Print all of the data exactly as written.

## START

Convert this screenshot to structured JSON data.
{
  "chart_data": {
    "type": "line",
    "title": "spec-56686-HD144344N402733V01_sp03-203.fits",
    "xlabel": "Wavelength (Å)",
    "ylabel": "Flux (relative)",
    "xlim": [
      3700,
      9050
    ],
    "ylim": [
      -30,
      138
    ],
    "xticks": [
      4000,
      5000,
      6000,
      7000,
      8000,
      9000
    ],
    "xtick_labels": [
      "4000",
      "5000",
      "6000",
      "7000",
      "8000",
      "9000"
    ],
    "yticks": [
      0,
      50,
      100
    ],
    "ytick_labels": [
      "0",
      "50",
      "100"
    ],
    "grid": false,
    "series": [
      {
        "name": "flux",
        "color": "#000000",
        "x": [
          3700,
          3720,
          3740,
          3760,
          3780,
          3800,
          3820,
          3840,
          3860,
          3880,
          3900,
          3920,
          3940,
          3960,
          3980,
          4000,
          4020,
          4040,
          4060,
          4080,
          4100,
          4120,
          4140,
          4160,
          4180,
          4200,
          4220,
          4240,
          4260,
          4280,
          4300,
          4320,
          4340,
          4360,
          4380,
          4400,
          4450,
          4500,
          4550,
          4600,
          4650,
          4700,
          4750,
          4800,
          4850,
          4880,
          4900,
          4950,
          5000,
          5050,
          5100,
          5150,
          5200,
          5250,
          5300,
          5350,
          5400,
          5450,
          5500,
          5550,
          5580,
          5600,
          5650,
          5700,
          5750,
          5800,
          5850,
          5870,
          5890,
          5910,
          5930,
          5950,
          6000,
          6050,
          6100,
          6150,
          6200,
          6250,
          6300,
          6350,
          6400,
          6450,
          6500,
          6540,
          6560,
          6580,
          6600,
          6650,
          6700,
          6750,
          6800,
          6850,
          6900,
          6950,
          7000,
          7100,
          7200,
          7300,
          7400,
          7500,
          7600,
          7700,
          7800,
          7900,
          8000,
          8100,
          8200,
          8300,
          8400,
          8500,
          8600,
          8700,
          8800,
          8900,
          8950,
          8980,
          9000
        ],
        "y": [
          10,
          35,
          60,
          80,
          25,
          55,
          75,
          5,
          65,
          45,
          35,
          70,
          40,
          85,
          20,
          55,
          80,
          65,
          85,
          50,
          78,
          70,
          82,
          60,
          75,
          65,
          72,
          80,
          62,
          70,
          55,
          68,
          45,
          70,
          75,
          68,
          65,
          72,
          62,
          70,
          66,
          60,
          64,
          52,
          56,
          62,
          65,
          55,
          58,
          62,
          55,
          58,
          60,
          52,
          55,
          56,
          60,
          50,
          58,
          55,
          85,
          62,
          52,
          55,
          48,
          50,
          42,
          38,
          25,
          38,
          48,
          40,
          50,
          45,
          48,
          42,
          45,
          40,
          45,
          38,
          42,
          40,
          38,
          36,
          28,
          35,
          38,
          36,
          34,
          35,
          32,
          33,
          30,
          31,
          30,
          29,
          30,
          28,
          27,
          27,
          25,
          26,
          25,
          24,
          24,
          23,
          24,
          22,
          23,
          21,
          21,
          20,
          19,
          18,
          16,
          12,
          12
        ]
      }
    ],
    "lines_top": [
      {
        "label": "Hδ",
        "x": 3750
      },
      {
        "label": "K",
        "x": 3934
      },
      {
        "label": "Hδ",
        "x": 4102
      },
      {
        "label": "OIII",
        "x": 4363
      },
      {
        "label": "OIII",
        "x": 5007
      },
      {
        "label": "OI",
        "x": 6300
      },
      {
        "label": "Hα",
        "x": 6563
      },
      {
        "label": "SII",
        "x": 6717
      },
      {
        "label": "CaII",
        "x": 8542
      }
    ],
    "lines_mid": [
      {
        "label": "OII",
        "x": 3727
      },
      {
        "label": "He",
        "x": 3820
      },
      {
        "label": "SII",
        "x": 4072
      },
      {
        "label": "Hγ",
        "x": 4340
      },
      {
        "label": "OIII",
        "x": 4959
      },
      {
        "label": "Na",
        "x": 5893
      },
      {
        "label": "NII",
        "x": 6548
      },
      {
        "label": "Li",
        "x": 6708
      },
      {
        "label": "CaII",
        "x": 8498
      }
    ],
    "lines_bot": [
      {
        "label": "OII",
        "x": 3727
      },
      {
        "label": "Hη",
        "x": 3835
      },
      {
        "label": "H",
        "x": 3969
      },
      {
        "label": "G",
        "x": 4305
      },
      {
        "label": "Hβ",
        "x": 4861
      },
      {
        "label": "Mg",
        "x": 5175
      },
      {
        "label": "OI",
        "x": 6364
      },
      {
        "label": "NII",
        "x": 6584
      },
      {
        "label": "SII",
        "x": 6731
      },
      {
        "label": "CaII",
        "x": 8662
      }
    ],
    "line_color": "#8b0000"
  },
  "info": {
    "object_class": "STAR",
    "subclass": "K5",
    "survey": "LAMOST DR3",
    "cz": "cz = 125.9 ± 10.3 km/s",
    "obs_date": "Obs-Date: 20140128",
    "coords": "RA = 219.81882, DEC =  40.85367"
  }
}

## END

● **Reply**:
Convert this screenshot to structured JSON data.
{
  "chart_data": {
    "type": "line",
    "title": "spec-56686-HD144344N402733V01_sp03-203.fits",
    "xlabel": "Wavelength (Å)",
    "ylabel": "Flux (relative)",
    "xlim": [
      3700,
      9050
    ],
    "ylim": [
      -30,
      138
    ],
    "xticks": [
      4000,
      5000,
      6000,
      7000,
      8000,
      9000
    ],
    "xtick_labels": [
      "4000",
      "5000",
      "6000",
      "7000",
      "8000",
      "9000"
    ],
    "yticks": [
      0,
      50,
      100
    ],
    "ytick_labels": [
      "0",
      "50",
      "100"
    ],
    "grid": false,
    "series": [
      {
        "name": "flux",
        "color": "#000000",
        "x": [
          3700,
          3720,
          3740,
          3760,
          3780,
          3800,
          3820,
          3840,
          3860,
          3880,
          3900,
          3920,
          3940,
          3960,
          3980,
          4000,
          4020,
          4040,
          4060,
          4080,
          4100,
          4120,
          4140,
          4160,
          4180,
          4200,
          4220,
          4240,
          4260,
          4280,
          4300,
          4320,
          4340,
          4360,
          4380,
          4400,
          4450,
          4500,
          4550,
          4600,
          4650,
          4700,
          4750,
          4800,
          4850,
          4880,
          4900,
          4950,
          5000,
          5050,
          5100,
          5150,
          5200,
          5250,
          5300,
          5350,
          5400,
          5450,
          5500,
          5550,
          5580,
          5600,
          5650,
          5700,
          5750,
          5800,
          5850,
          5870,
          5890,
          5910,
          5930,
          5950,
          6000,
          6050,
          6100,
          6150,
          6200,
          6250,
          6300,
          6350,
          6400,
          6450,
          6500,
          6540,
          6560,
          6580,
          6600,
          6650,
          6700,
          6750,
          6800,
          6850,
          6900,
          6950,
          7000,
          7100,
          7200,
          7300,
          7400,
          7500,
          7600,
          7700,
          7800,
          7900,
          8000,
          8100,
          8200,
          8300,
          8400,
          8500,
          8600,
          8700,
          8800,
          8900,
          8950,
          8980,
          9000
        ],
        "y": [
          10,
          35,
          60,
          80,
          25,
          55,
          75,
          5,
          65,
          45,
          35,
          70,
          40,
          85,
          20,
          55,
          80,
          65,
          85,
          50,
          78,
          70,
          82,
          60,
          75,
          65,
          72,
          80,
          62,
          70,
          55,
          68,
          45,
          70,
          75,
          68,
          65,
          72,
          62,
          70,
          66,
          60,
          64,
          52,
          56,
          62,
          65,
          55,
          58,
          62,
          55,
          58,
          60,
          52,
          55,
          56,
          60,
          50,
          58,
          55,
          85,
          62,
          52,
          55,
          48,
          50,
          42,
          38,
          25,
          38,
          48,
          40,
          50,
          45,
          48,
          42,
          45,
          40,
          45,
          38,
          42,
          40,
          38,
          36,
          28,
          35,
          38,
          36,
          34,
          35,
          32,
          33,
          30,
          31,
          30,
          29,
          30,
          28,
          27,
          27,
          25,
          26,
          25,
          24,
          24,
          23,
          24,
          22,
          23,
          21,
          21,
          20,
          19,
          18,
          16,
          12,
          12
        ]
      }
    ],
    "lines_top": [
      {
        "label": "Hδ",
        "x": 3750
      },
      {
        "label": "K",
        "x": 3934
      },
      {
        "label": "Hδ",
        "x": 4102
      },
      {
        "label": "OIII",
        "x": 4363
      },
      {
        "label": "OIII",
        "x": 5007
      },
      {
        "label": "OI",
        "x": 6300
      },
      {
        "label": "Hα",
        "x": 6563
      },
      {
        "label": "SII",
        "x": 6717
      },
      {
        "label": "CaII",
        "x": 8542
      }
    ],
    "lines_mid": [
      {
        "label": "OII",
        "x": 3727
      },
      {
        "label": "He",
        "x": 3820
      },
      {
        "label": "SII",
        "x": 4072
      },
      {
        "label": "Hγ",
        "x": 4340
      },
      {
        "label": "OIII",
        "x": 4959
      },
      {
        "label": "Na",
        "x": 5893
      },
      {
        "label": "NII",
        "x": 6548
      },
      {
        "label": "Li",
        "x": 6708
      },
      {
        "label": "CaII",
        "x": 8498
      }
    ],
    "lines_bot": [
      {
        "label": "OII",
        "x": 3727
      },
      {
        "label": "Hη",
        "x": 3835
      },
      {
        "label": "H",
        "x": 3969
      },
      {
        "label": "G",
        "x": 4305
      },
      {
        "label": "Hβ",
        "x": 4861
      },
      {
        "label": "Mg",
        "x": 5175
      },
      {
        "label": "OI",
        "x": 6364
      },
      {
        "label": "NII",
        "x": 6584
      },
      {
        "label": "SII",
        "x": 6731
      },
      {
        "label": "CaII",
        "x": 8662
      }
    ],
    "line_color": "#8b0000"
  },
  "info": {
    "object_class": "STAR",
    "subclass": "K5",
    "survey": "LAMOST DR3",
    "cz": "cz = 125.9 ± 10.3 km/s",
    "obs_date": "Obs-Date: 20140128",
    "coords": "RA = 219.81882, DEC =  40.85367"
  }
}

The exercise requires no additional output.